Data excerpts:

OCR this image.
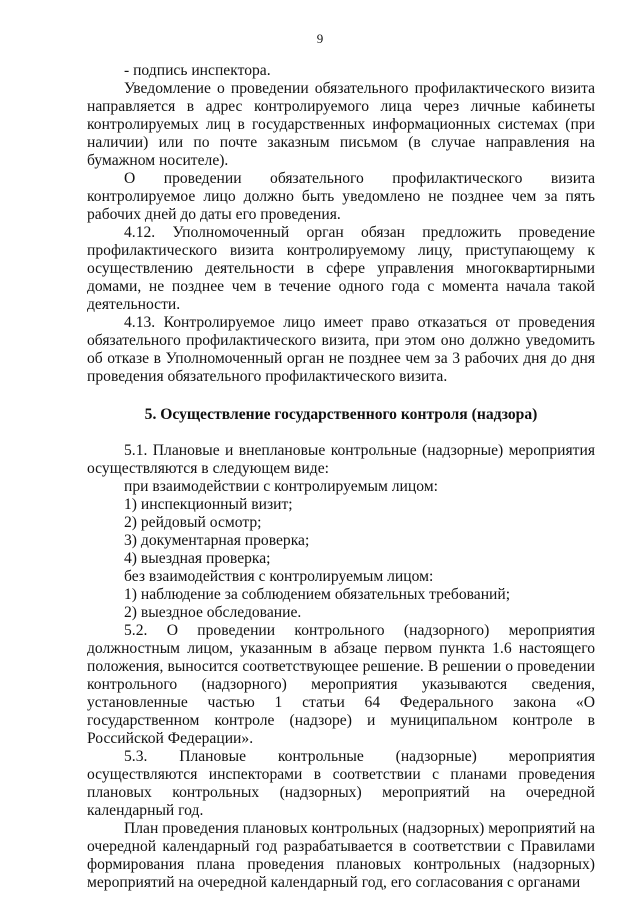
9

- подпись инспектора.

Уведомление о проведении обязательного профилактического визита направляется в адрес контролируемого лица через личные кабинеты контролируемых лиц в государственных информационных системах (при наличии) или по почте заказным письмом (в случае направления на бумажном носителе).

О проведении обязательного профилактического визита контролируемое лицо должно быть уведомлено не позднее чем за пять рабочих дней до даты его проведения.

4.12. Уполномоченный орган обязан предложить проведение профилактического визита контролируемому лицу, приступающему к осуществлению деятельности в сфере управления многоквартирными домами, не позднее чем в течение одного года с момента начала такой деятельности.

4.13. Контролируемое лицо имеет право отказаться от проведения обязательного профилактического визита, при этом оно должно уведомить об отказе в Уполномоченный орган не позднее чем за 3 рабочих дня до дня проведения обязательного профилактического визита.

5. Осуществление государственного контроля (надзора)

5.1. Плановые и внеплановые контрольные (надзорные) мероприятия осуществляются в следующем виде:

при взаимодействии с контролируемым лицом:

1) инспекционный визит;

2) рейдовый осмотр;

3) документарная проверка;

4) выездная проверка;

без взаимодействия с контролируемым лицом:

1) наблюдение за соблюдением обязательных требований;

2) выездное обследование.

5.2. О проведении контрольного (надзорного) мероприятия должностным лицом, указанным в абзаце первом пункта 1.6 настоящего положения, выносится соответствующее решение. В решении о проведении контрольного (надзорного) мероприятия указываются сведения, установленные частью 1 статьи 64 Федерального закона «О государственном контроле (надзоре) и муниципальном контроле в Российской Федерации».

5.3. Плановые контрольные (надзорные) мероприятия осуществляются инспекторами в соответствии с планами проведения плановых контрольных (надзорных) мероприятий на очередной календарный год.

План проведения плановых контрольных (надзорных) мероприятий на очередной календарный год разрабатывается в соответствии с Правилами формирования плана проведения плановых контрольных (надзорных) мероприятий на очередной календарный год, его согласования с органами
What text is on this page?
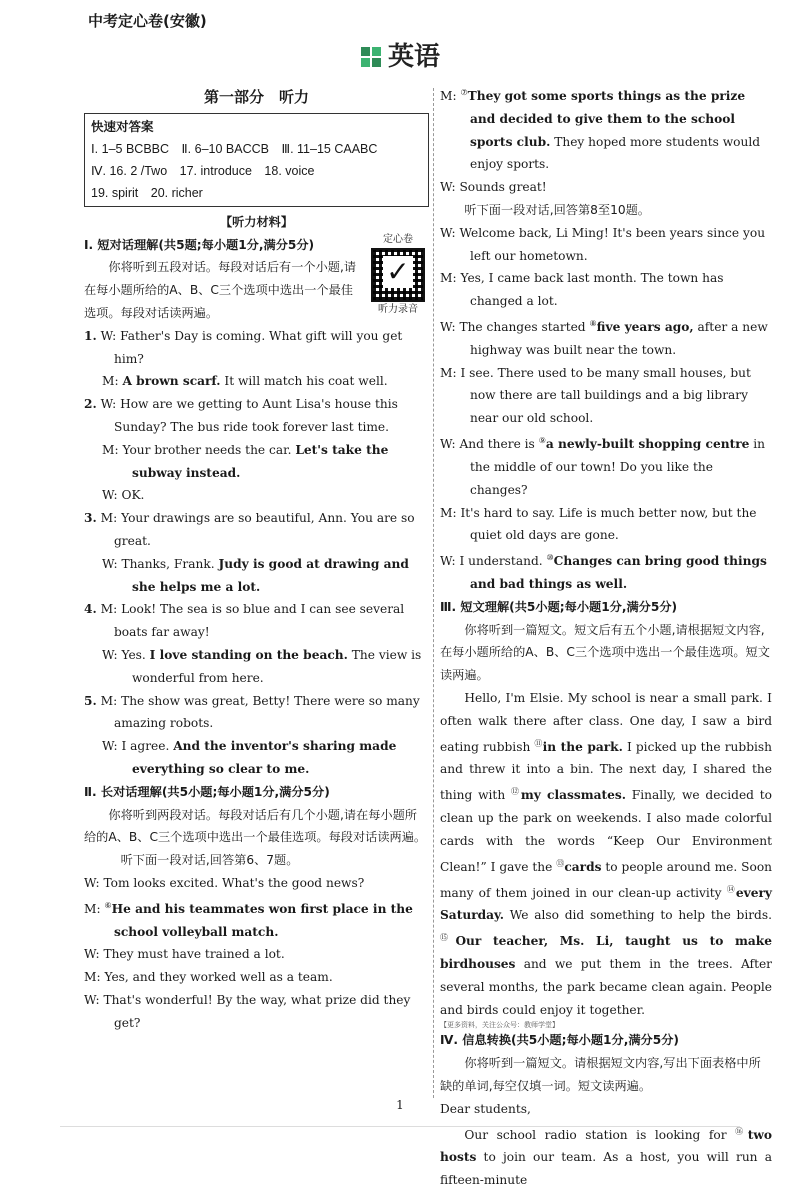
中考定心卷(安徽)
英语
第一部分　听力
快速对答案
Ⅰ. 1–5 BCBBC　Ⅱ. 6–10 BACCB　Ⅲ. 11–15 CAABC
Ⅳ. 16. 2 /Two　17. introduce　18. voice
19. spirit　20. richer
【听力材料】
定心卷
✓
听力录音
Ⅰ. 短对话理解(共5题;每小题1分,满分5分)
你将听到五段对话。每段对话后有一个小题,请在每小题所给的A、B、C三个选项中选出一个最佳选项。每段对话读两遍。
1. W: Father's Day is coming. What gift will you get him?
M: A brown scarf. It will match his coat well.
2. W: How are we getting to Aunt Lisa's house this Sunday? The bus ride took forever last time.
M: Your brother needs the car. Let's take the subway instead.
W: OK.
3. M: Your drawings are so beautiful, Ann. You are so great.
W: Thanks, Frank. Judy is good at drawing and she helps me a lot.
4. M: Look! The sea is so blue and I can see several boats far away!
W: Yes. I love standing on the beach. The view is wonderful from here.
5. M: The show was great, Betty! There were so many amazing robots.
W: I agree. And the inventor's sharing made everything so clear to me.
Ⅱ. 长对话理解(共5小题;每小题1分,满分5分)
你将听到两段对话。每段对话后有几个小题,请在每小题所给的A、B、C三个选项中选出一个最佳选项。每段对话读两遍。
听下面一段对话,回答第6、7题。
W: Tom looks excited. What's the good news?
M: ⑥He and his teammates won first place in the school volleyball match.
W: They must have trained a lot.
M: Yes, and they worked well as a team.
W: That's wonderful! By the way, what prize did they get?
M: ⑦They got some sports things as the prize and decided to give them to the school sports club. They hoped more students would enjoy sports.
W: Sounds great!
听下面一段对话,回答第8至10题。
W: Welcome back, Li Ming! It's been years since you left our hometown.
M: Yes, I came back last month. The town has changed a lot.
W: The changes started ⑧five years ago, after a new highway was built near the town.
M: I see. There used to be many small houses, but now there are tall buildings and a big library near our old school.
W: And there is ⑨a newly-built shopping centre in the middle of our town! Do you like the changes?
M: It's hard to say. Life is much better now, but the quiet old days are gone.
W: I understand. ⑩Changes can bring good things and bad things as well.
Ⅲ. 短文理解(共5小题;每小题1分,满分5分)
你将听到一篇短文。短文后有五个小题,请根据短文内容,在每小题所给的A、B、C三个选项中选出一个最佳选项。短文读两遍。
Hello, I'm Elsie. My school is near a small park. I often walk there after class. One day, I saw a bird eating rubbish ⑪in the park. I picked up the rubbish and threw it into a bin. The next day, I shared the thing with ⑫my classmates. Finally, we decided to clean up the park on weekends. I also made colorful cards with the words “Keep Our Environment Clean!” I gave the ⑬cards to people around me. Soon many of them joined in our clean-up activity ⑭every Saturday. We also did something to help the birds. ⑮Our teacher, Ms. Li, taught us to make birdhouses and we put them in the trees. After several months, the park became clean again. People and birds could enjoy it together.
【更多资料，关注公众号：教师学堂】
Ⅳ. 信息转换(共5小题;每小题1分,满分5分)
你将听到一篇短文。请根据短文内容,写出下面表格中所缺的单词,每空仅填一词。短文读两遍。
Dear students,
Our school radio station is looking for ⑯two hosts to join our team. As a host, you will run a fifteen-minute
1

REQUIRED WORK:
All the lines above are to be reproduced exactly, except the pictures.

FINISHED TASK:
OCR this image.
9

- подпись инспектора.

Уведомление о проведении обязательного профилактического визита направляется в адрес контролируемого лица через личные кабинеты контролируемых лиц в государственных информационных системах (при наличии) или по почте заказным письмом (в случае направления на бумажном носителе).

О проведении обязательного профилактического визита контролируемое лицо должно быть уведомлено не позднее чем за пять рабочих дней до даты его проведения.

4.12. Уполномоченный орган обязан предложить проведение профилактического визита контролируемому лицу, приступающему к осуществлению деятельности в сфере управления многоквартирными домами, не позднее чем в течение одного года с момента начала такой деятельности.

4.13. Контролируемое лицо имеет право отказаться от проведения обязательного профилактического визита, при этом оно должно уведомить об отказе в Уполномоченный орган не позднее чем за 3 рабочих дня до дня проведения обязательного профилактического визита.

5. Осуществление государственного контроля (надзора)

5.1. Плановые и внеплановые контрольные (надзорные) мероприятия осуществляются в следующем виде:

при взаимодействии с контролируемым лицом:

1) инспекционный визит;

2) рейдовый осмотр;

3) документарная проверка;

4) выездная проверка;

без взаимодействия с контролируемым лицом:

1) наблюдение за соблюдением обязательных требований;

2) выездное обследование.

5.2. О проведении контрольного (надзорного) мероприятия должностным лицом, указанным в абзаце первом пункта 1.6 настоящего положения, выносится соответствующее решение. В решении о проведении контрольного (надзорного) мероприятия указываются сведения, установленные частью 1 статьи 64 Федерального закона «О государственном контроле (надзоре) и муниципальном контроле в Российской Федерации».

5.3. Плановые контрольные (надзорные) мероприятия осуществляются инспекторами в соответствии с планами проведения плановых контрольных (надзорных) мероприятий на очередной календарный год.

План проведения плановых контрольных (надзорных) мероприятий на очередной календарный год разрабатывается в соответствии с Правилами формирования плана проведения плановых контрольных (надзорных) мероприятий на очередной календарный год, его согласования с органами
What text is on this page?
中考定心卷(安徽)
英语
第一部分　听力
快速对答案
Ⅰ. 1–5 BCBBC　Ⅱ. 6–10 BACCB　Ⅲ. 11–15 CAABC
Ⅳ. 16. 2 /Two　17. introduce　18. voice
19. spirit　20. richer
【听力材料】
定心卷
✓
听力录音
Ⅰ. 短对话理解(共5题;每小题1分,满分5分)
你将听到五段对话。每段对话后有一个小题,请在每小题所给的A、B、C三个选项中选出一个最佳选项。每段对话读两遍。
1. W: Father's Day is coming. What gift will you get him?
M: A brown scarf. It will match his coat well.
2. W: How are we getting to Aunt Lisa's house this Sunday? The bus ride took forever last time.
M: Your brother needs the car. Let's take the subway instead.
W: OK.
3. M: Your drawings are so beautiful, Ann. You are so great.
W: Thanks, Frank. Judy is good at drawing and she helps me a lot.
4. M: Look! The sea is so blue and I can see several boats far away!
W: Yes. I love standing on the beach. The view is wonderful from here.
5. M: The show was great, Betty! There were so many amazing robots.
W: I agree. And the inventor's sharing made everything so clear to me.
Ⅱ. 长对话理解(共5小题;每小题1分,满分5分)
你将听到两段对话。每段对话后有几个小题,请在每小题所给的A、B、C三个选项中选出一个最佳选项。每段对话读两遍。
听下面一段对话,回答第6、7题。
W: Tom looks excited. What's the good news?
M: ⑥He and his teammates won first place in the school volleyball match.
W: They must have trained a lot.
M: Yes, and they worked well as a team.
W: That's wonderful! By the way, what prize did they get?
M: ⑦They got some sports things as the prize and decided to give them to the school sports club. They hoped more students would enjoy sports.
W: Sounds great!
听下面一段对话,回答第8至10题。
W: Welcome back, Li Ming! It's been years since you left our hometown.
M: Yes, I came back last month. The town has changed a lot.
W: The changes started ⑧five years ago, after a new highway was built near the town.
M: I see. There used to be many small houses, but now there are tall buildings and a big library near our old school.
W: And there is ⑨a newly-built shopping centre in the middle of our town! Do you like the changes?
M: It's hard to say. Life is much better now, but the quiet old days are gone.
W: I understand. ⑩Changes can bring good things and bad things as well.
Ⅲ. 短文理解(共5小题;每小题1分,满分5分)
你将听到一篇短文。短文后有五个小题,请根据短文内容,在每小题所给的A、B、C三个选项中选出一个最佳选项。短文读两遍。
Hello, I'm Elsie. My school is near a small park. I often walk there after class. One day, I saw a bird eating rubbish ⑪in the park. I picked up the rubbish and threw it into a bin. The next day, I shared the thing with ⑫my classmates. Finally, we decided to clean up the park on weekends. I also made colorful cards with the words “Keep Our Environment Clean!” I gave the ⑬cards to people around me. Soon many of them joined in our clean-up activity ⑭every Saturday. We also did something to help the birds. ⑮Our teacher, Ms. Li, taught us to make birdhouses and we put them in the trees. After several months, the park became clean again. People and birds could enjoy it together.
【更多资料，关注公众号：教师学堂】
Ⅳ. 信息转换(共5小题;每小题1分,满分5分)
你将听到一篇短文。请根据短文内容,写出下面表格中所缺的单词,每空仅填一词。短文读两遍。
Dear students,
Our school radio station is looking for ⑯two hosts to join our team. As a host, you will run a fifteen-minute
1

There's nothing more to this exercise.